DIRECTIONS
What follows is a set of records, each of which is to be written out exactly.

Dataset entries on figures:
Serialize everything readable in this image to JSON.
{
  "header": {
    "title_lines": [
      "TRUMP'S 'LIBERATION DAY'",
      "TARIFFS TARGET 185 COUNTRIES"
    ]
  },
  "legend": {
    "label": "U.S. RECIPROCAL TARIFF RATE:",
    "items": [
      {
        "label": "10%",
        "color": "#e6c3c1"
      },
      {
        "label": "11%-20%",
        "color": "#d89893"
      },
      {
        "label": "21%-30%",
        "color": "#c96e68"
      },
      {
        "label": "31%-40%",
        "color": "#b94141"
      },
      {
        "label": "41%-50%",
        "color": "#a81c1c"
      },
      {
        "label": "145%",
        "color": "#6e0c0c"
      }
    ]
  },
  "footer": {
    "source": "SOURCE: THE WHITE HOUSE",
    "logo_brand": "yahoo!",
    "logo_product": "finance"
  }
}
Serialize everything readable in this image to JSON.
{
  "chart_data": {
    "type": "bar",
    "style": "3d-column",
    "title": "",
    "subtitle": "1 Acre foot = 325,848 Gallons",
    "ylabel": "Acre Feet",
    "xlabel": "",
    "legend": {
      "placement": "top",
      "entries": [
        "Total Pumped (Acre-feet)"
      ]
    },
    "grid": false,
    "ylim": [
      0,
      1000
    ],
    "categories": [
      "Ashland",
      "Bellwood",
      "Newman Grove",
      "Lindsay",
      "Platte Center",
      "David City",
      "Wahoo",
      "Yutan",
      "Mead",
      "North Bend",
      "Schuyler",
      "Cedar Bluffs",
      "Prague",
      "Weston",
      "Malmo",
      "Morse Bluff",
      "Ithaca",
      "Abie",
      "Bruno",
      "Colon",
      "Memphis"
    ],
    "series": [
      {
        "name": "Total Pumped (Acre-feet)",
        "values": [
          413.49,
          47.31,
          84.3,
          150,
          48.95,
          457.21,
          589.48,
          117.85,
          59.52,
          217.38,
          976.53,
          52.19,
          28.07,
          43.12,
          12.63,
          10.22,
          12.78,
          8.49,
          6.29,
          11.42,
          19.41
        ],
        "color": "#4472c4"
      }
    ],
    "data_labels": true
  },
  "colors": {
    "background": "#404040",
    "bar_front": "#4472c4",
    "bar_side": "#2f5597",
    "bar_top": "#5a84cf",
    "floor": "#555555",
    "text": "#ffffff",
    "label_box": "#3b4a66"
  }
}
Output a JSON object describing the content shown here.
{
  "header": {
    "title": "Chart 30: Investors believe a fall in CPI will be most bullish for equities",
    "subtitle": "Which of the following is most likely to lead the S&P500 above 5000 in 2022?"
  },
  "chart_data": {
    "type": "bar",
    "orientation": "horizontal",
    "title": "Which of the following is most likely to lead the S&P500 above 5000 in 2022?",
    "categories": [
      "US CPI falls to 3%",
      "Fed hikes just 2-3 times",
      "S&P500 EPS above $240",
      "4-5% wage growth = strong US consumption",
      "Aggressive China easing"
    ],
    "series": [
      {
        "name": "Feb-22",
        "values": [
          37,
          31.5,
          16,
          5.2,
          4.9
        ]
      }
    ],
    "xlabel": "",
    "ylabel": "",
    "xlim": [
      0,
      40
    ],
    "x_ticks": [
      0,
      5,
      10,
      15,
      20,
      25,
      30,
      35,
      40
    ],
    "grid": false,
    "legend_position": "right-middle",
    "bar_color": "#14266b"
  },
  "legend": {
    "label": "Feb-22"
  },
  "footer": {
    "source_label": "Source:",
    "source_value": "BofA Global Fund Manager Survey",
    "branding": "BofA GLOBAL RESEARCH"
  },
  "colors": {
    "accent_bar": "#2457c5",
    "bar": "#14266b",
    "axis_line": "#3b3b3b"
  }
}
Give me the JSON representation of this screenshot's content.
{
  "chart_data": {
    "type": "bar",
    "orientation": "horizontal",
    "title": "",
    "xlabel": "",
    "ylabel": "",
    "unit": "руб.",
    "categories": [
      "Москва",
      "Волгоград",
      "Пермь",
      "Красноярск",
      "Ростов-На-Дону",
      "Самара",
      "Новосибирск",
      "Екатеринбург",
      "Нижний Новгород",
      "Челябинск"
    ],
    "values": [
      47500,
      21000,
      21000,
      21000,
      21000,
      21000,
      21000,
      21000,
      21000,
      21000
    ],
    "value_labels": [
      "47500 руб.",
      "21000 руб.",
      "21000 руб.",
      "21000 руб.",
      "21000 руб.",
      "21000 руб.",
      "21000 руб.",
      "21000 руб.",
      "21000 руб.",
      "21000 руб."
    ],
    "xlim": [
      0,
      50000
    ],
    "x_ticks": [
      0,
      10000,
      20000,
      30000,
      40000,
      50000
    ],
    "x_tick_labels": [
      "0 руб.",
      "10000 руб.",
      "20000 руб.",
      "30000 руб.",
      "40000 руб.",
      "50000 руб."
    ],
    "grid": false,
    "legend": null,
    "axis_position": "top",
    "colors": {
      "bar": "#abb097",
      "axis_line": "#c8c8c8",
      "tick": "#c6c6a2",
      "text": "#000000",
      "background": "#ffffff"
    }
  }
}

ANSWER FOR THE TASK
Serialize everything readable in this image to JSON.
{
  "header": {
    "title_lines": [
      "TRUMP'S 'LIBERATION DAY'",
      "TARIFFS TARGET 185 COUNTRIES"
    ]
  },
  "legend": {
    "label": "U.S. RECIPROCAL TARIFF RATE:",
    "items": [
      {
        "label": "10%",
        "color": "#e6c3c1"
      },
      {
        "label": "11%-20%",
        "color": "#d89893"
      },
      {
        "label": "21%-30%",
        "color": "#c96e68"
      },
      {
        "label": "31%-40%",
        "color": "#b94141"
      },
      {
        "label": "41%-50%",
        "color": "#a81c1c"
      },
      {
        "label": "145%",
        "color": "#6e0c0c"
      }
    ]
  },
  "footer": {
    "source": "SOURCE: THE WHITE HOUSE",
    "logo_brand": "yahoo!",
    "logo_product": "finance"
  }
}
Serialize everything readable in this image to JSON.
{
  "chart_data": {
    "type": "bar",
    "style": "3d-column",
    "title": "",
    "subtitle": "1 Acre foot = 325,848 Gallons",
    "ylabel": "Acre Feet",
    "xlabel": "",
    "legend": {
      "placement": "top",
      "entries": [
        "Total Pumped (Acre-feet)"
      ]
    },
    "grid": false,
    "ylim": [
      0,
      1000
    ],
    "categories": [
      "Ashland",
      "Bellwood",
      "Newman Grove",
      "Lindsay",
      "Platte Center",
      "David City",
      "Wahoo",
      "Yutan",
      "Mead",
      "North Bend",
      "Schuyler",
      "Cedar Bluffs",
      "Prague",
      "Weston",
      "Malmo",
      "Morse Bluff",
      "Ithaca",
      "Abie",
      "Bruno",
      "Colon",
      "Memphis"
    ],
    "series": [
      {
        "name": "Total Pumped (Acre-feet)",
        "values": [
          413.49,
          47.31,
          84.3,
          150,
          48.95,
          457.21,
          589.48,
          117.85,
          59.52,
          217.38,
          976.53,
          52.19,
          28.07,
          43.12,
          12.63,
          10.22,
          12.78,
          8.49,
          6.29,
          11.42,
          19.41
        ],
        "color": "#4472c4"
      }
    ],
    "data_labels": true
  },
  "colors": {
    "background": "#404040",
    "bar_front": "#4472c4",
    "bar_side": "#2f5597",
    "bar_top": "#5a84cf",
    "floor": "#555555",
    "text": "#ffffff",
    "label_box": "#3b4a66"
  }
}
Output a JSON object describing the content shown here.
{
  "header": {
    "title": "Chart 30: Investors believe a fall in CPI will be most bullish for equities",
    "subtitle": "Which of the following is most likely to lead the S&P500 above 5000 in 2022?"
  },
  "chart_data": {
    "type": "bar",
    "orientation": "horizontal",
    "title": "Which of the following is most likely to lead the S&P500 above 5000 in 2022?",
    "categories": [
      "US CPI falls to 3%",
      "Fed hikes just 2-3 times",
      "S&P500 EPS above $240",
      "4-5% wage growth = strong US consumption",
      "Aggressive China easing"
    ],
    "series": [
      {
        "name": "Feb-22",
        "values": [
          37,
          31.5,
          16,
          5.2,
          4.9
        ]
      }
    ],
    "xlabel": "",
    "ylabel": "",
    "xlim": [
      0,
      40
    ],
    "x_ticks": [
      0,
      5,
      10,
      15,
      20,
      25,
      30,
      35,
      40
    ],
    "grid": false,
    "legend_position": "right-middle",
    "bar_color": "#14266b"
  },
  "legend": {
    "label": "Feb-22"
  },
  "footer": {
    "source_label": "Source:",
    "source_value": "BofA Global Fund Manager Survey",
    "branding": "BofA GLOBAL RESEARCH"
  },
  "colors": {
    "accent_bar": "#2457c5",
    "bar": "#14266b",
    "axis_line": "#3b3b3b"
  }
}
Give me the JSON representation of this screenshot's content.
{
  "chart_data": {
    "type": "bar",
    "orientation": "horizontal",
    "title": "",
    "xlabel": "",
    "ylabel": "",
    "unit": "руб.",
    "categories": [
      "Москва",
      "Волгоград",
      "Пермь",
      "Красноярск",
      "Ростов-На-Дону",
      "Самара",
      "Новосибирск",
      "Екатеринбург",
      "Нижний Новгород",
      "Челябинск"
    ],
    "values": [
      47500,
      21000,
      21000,
      21000,
      21000,
      21000,
      21000,
      21000,
      21000,
      21000
    ],
    "value_labels": [
      "47500 руб.",
      "21000 руб.",
      "21000 руб.",
      "21000 руб.",
      "21000 руб.",
      "21000 руб.",
      "21000 руб.",
      "21000 руб.",
      "21000 руб.",
      "21000 руб."
    ],
    "xlim": [
      0,
      50000
    ],
    "x_ticks": [
      0,
      10000,
      20000,
      30000,
      40000,
      50000
    ],
    "x_tick_labels": [
      "0 руб.",
      "10000 руб.",
      "20000 руб.",
      "30000 руб.",
      "40000 руб.",
      "50000 руб."
    ],
    "grid": false,
    "legend": null,
    "axis_position": "top",
    "colors": {
      "bar": "#abb097",
      "axis_line": "#c8c8c8",
      "tick": "#c6c6a2",
      "text": "#000000",
      "background": "#ffffff"
    }
  }
}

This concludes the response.